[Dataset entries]
--- start ---

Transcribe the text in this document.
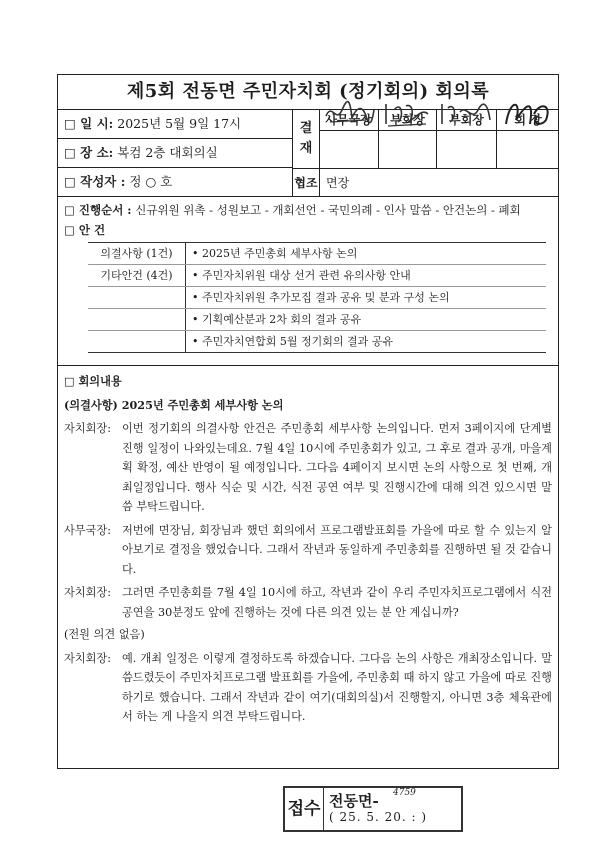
제5회 전동면 주민자치회 (정기회의) 회의록
□ 일 시: 2025년 5월 9일 17시
□ 장 소: 복컴 2층 대회의실
□ 작성자 : 정 ○ 호
결
재
사무국장	부회장	부회장	회 장
협조 면장
□ 진행순서 : 신규위원 위촉 - 성원보고 - 개회선언 - 국민의례 - 인사 말씀 - 안건논의 - 폐회
□ 안 건
의결사항 (1건)	• 2025년 주민총회 세부사항 논의
기타안건 (4건)	• 주민자치위원 대상 선거 관련 유의사항 안내
• 주민자치위원 추가모집 결과 공유 및 분과 구성 논의
• 기획예산분과 2차 회의 결과 공유
• 주민자치연합회 5월 정기회의 결과 공유
□ 회의내용
(의결사항) 2025년 주민총회 세부사항 논의
자치회장: 이번 정기회의 의결사항 안건은 주민총회 세부사항 논의입니다. 먼저 3페이지에 단계별 진행 일정이 나와있는데요. 7월 4일 10시에 주민총회가 있고, 그 후로 결과 공개, 마을계획 확정, 예산 반영이 될 예정입니다. 그다음 4페이지 보시면 논의 사항으로 첫 번째, 개최일정입니다. 행사 식순 및 시간, 식전 공연 여부 및 진행시간에 대해 의견 있으시면 말씀 부탁드립니다.
사무국장: 저번에 면장님, 회장님과 했던 회의에서 프로그램발표회를 가을에 따로 할 수 있는지 알아보기로 결정을 했었습니다. 그래서 작년과 동일하게 주민총회를 진행하면 될 것 같습니다.
자치회장: 그러면 주민총회를 7월 4일 10시에 하고, 작년과 같이 우리 주민자치프로그램에서 식전 공연을 30분정도 앞에 진행하는 것에 다른 의견 있는 분 안 계십니까?
(전원 의견 없음)
자치회장: 예. 개최 일정은 이렇게 결정하도록 하겠습니다. 그다음 논의 사항은 개최장소입니다. 말씀드렸듯이 주민자치프로그램 발표회를 가을에, 주민총회 때 하지 않고 가을에 따로 진행하기로 했습니다. 그래서 작년과 같이 여기(대회의실)서 진행할지, 아니면 3층 체육관에서 하는 게 나을지 의견 부탁드립니다.
접수 전동면- 4759
( 25. 5. 20. : )
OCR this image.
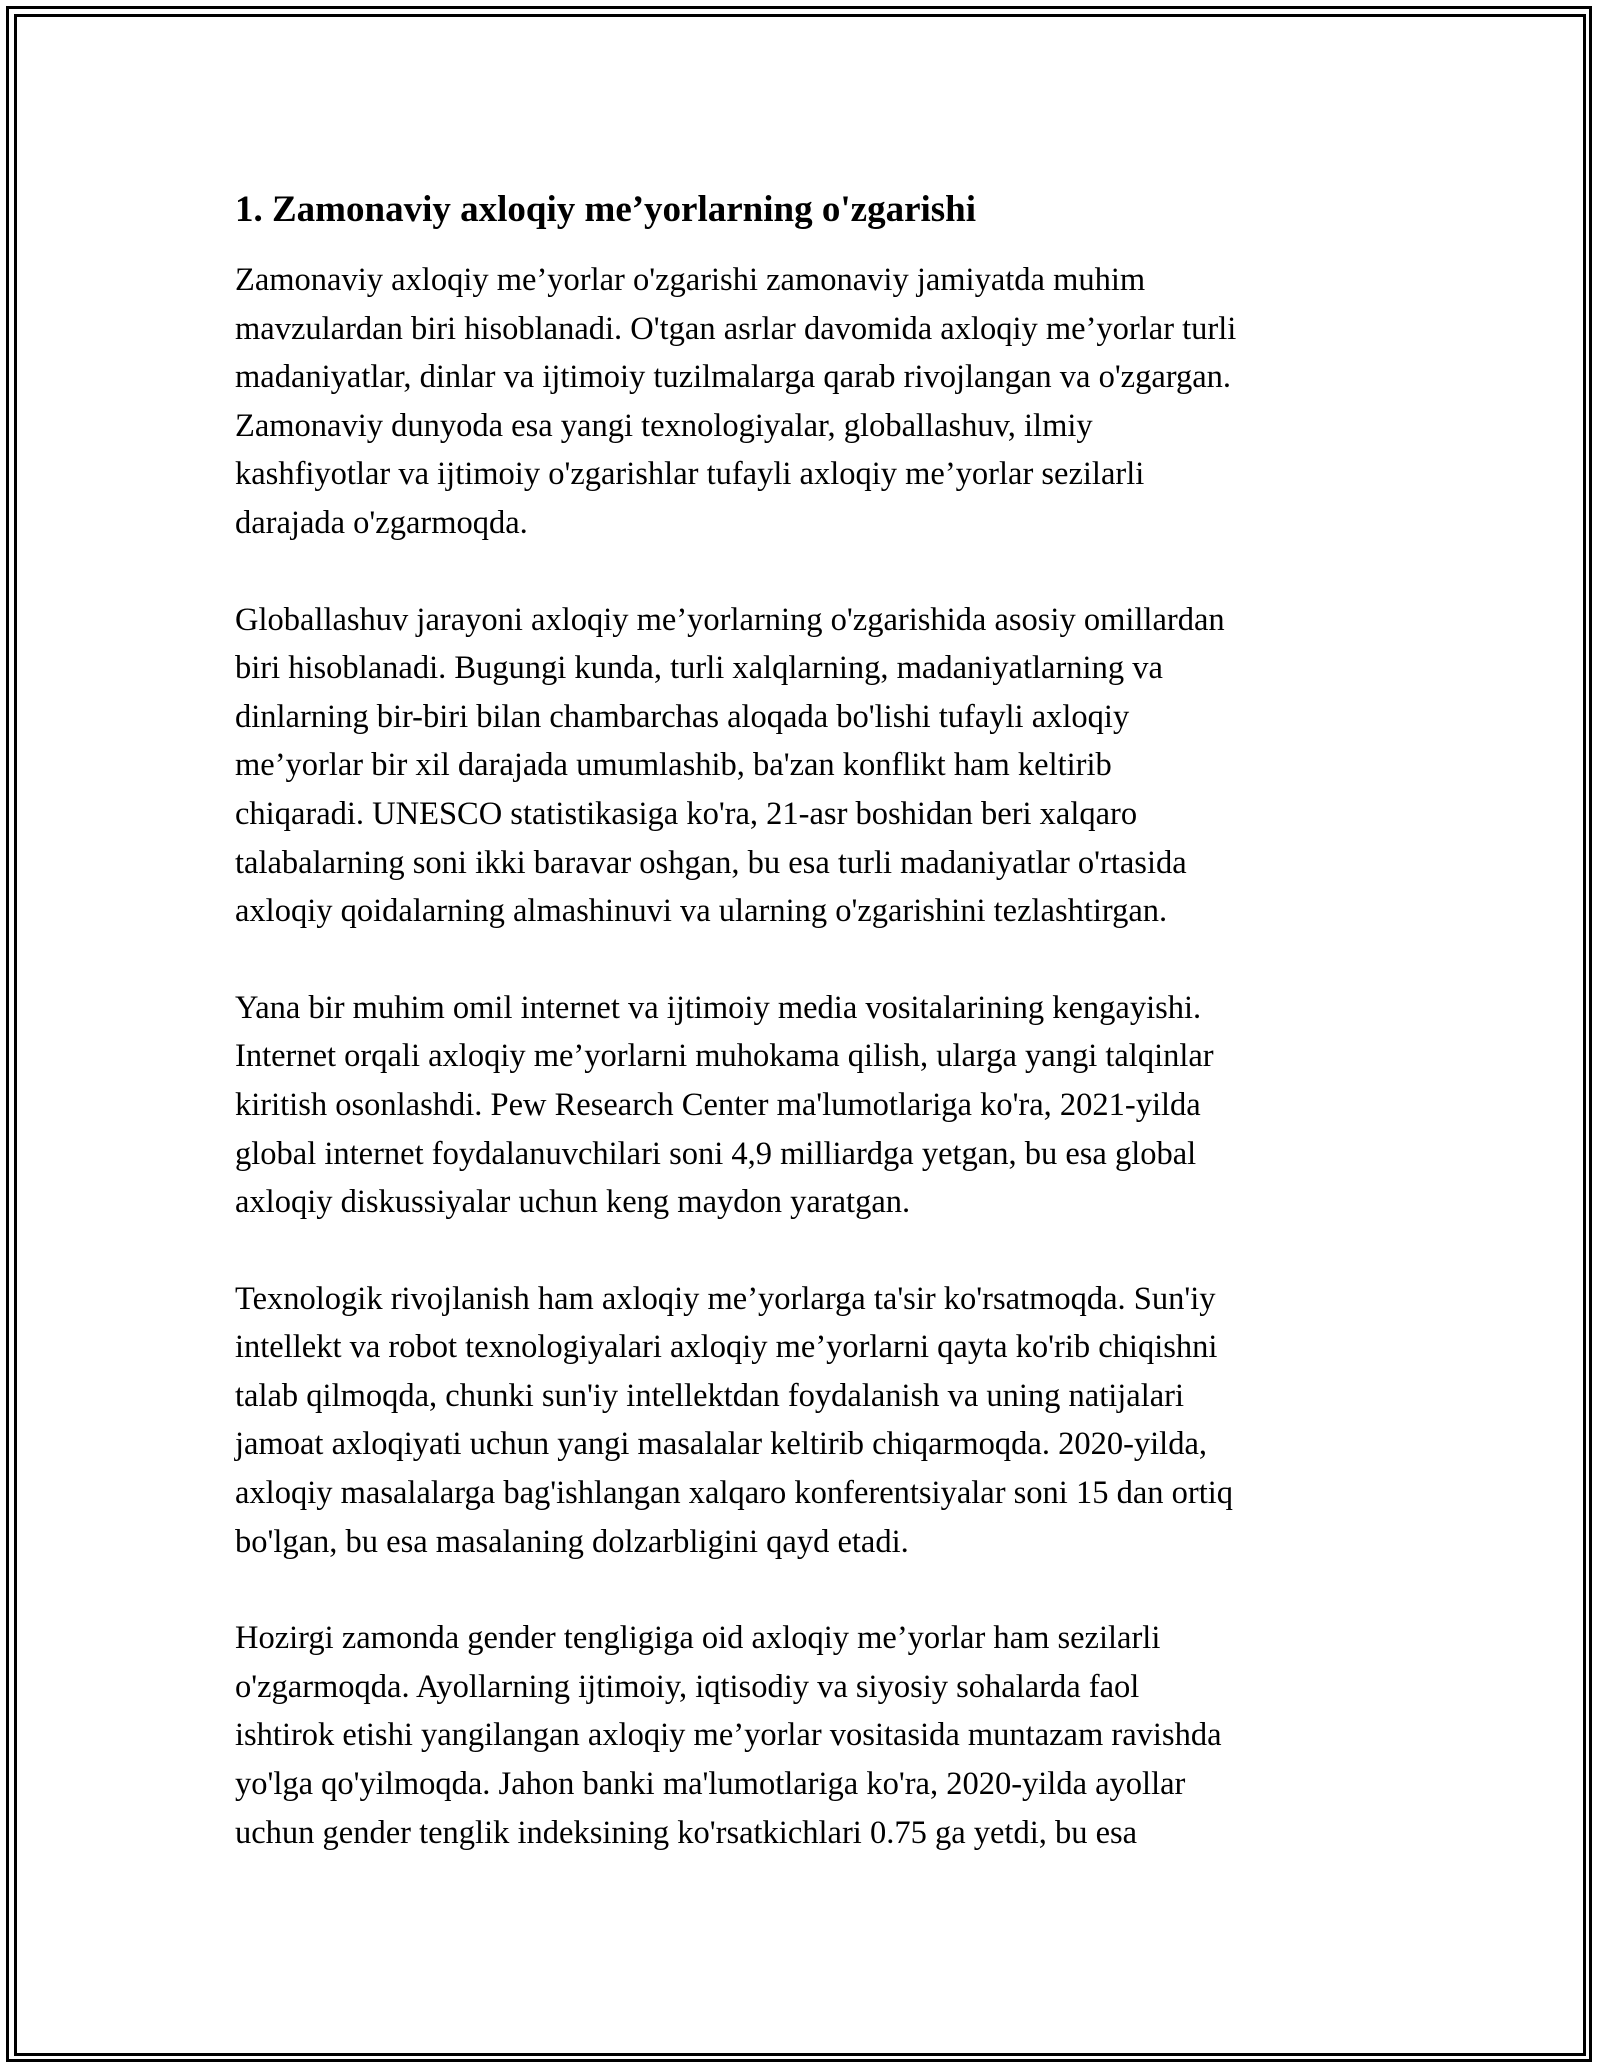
1. Zamonaviy axloqiy me’yorlarning o'zgarishi
Zamonaviy axloqiy me’yorlar o'zgarishi zamonaviy jamiyatda muhim
mavzulardan biri hisoblanadi. O'tgan asrlar davomida axloqiy me’yorlar turli
madaniyatlar, dinlar va ijtimoiy tuzilmalarga qarab rivojlangan va o'zgargan.
Zamonaviy dunyoda esa yangi texnologiyalar, globallashuv, ilmiy
kashfiyotlar va ijtimoiy o'zgarishlar tufayli axloqiy me’yorlar sezilarli
darajada o'zgarmoqda.
Globallashuv jarayoni axloqiy me’yorlarning o'zgarishida asosiy omillardan
biri hisoblanadi. Bugungi kunda, turli xalqlarning, madaniyatlarning va
dinlarning bir-biri bilan chambarchas aloqada bo'lishi tufayli axloqiy
me’yorlar bir xil darajada umumlashib, ba'zan konflikt ham keltirib
chiqaradi. UNESCO statistikasiga ko'ra, 21-asr boshidan beri xalqaro
talabalarning soni ikki baravar oshgan, bu esa turli madaniyatlar o'rtasida
axloqiy qoidalarning almashinuvi va ularning o'zgarishini tezlashtirgan.
Yana bir muhim omil internet va ijtimoiy media vositalarining kengayishi.
Internet orqali axloqiy me’yorlarni muhokama qilish, ularga yangi talqinlar
kiritish osonlashdi. Pew Research Center ma'lumotlariga ko'ra, 2021-yilda
global internet foydalanuvchilari soni 4,9 milliardga yetgan, bu esa global
axloqiy diskussiyalar uchun keng maydon yaratgan.
Texnologik rivojlanish ham axloqiy me’yorlarga ta'sir ko'rsatmoqda. Sun'iy
intellekt va robot texnologiyalari axloqiy me’yorlarni qayta ko'rib chiqishni
talab qilmoqda, chunki sun'iy intellektdan foydalanish va uning natijalari
jamoat axloqiyati uchun yangi masalalar keltirib chiqarmoqda. 2020-yilda,
axloqiy masalalarga bag'ishlangan xalqaro konferentsiyalar soni 15 dan ortiq
bo'lgan, bu esa masalaning dolzarbligini qayd etadi.
Hozirgi zamonda gender tengligiga oid axloqiy me’yorlar ham sezilarli
o'zgarmoqda. Ayollarning ijtimoiy, iqtisodiy va siyosiy sohalarda faol
ishtirok etishi yangilangan axloqiy me’yorlar vositasida muntazam ravishda
yo'lga qo'yilmoqda. Jahon banki ma'lumotlariga ko'ra, 2020-yilda ayollar
uchun gender tenglik indeksining ko'rsatkichlari 0.75 ga yetdi, bu esa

--- end ---

Pull out all lines from the entries above that include the word "keltirib".

me’yorlar bir xil darajada umumlashib, ba'zan konflikt ham keltirib
jamoat axloqiyati uchun yangi masalalar keltirib chiqarmoqda. 2020-yilda,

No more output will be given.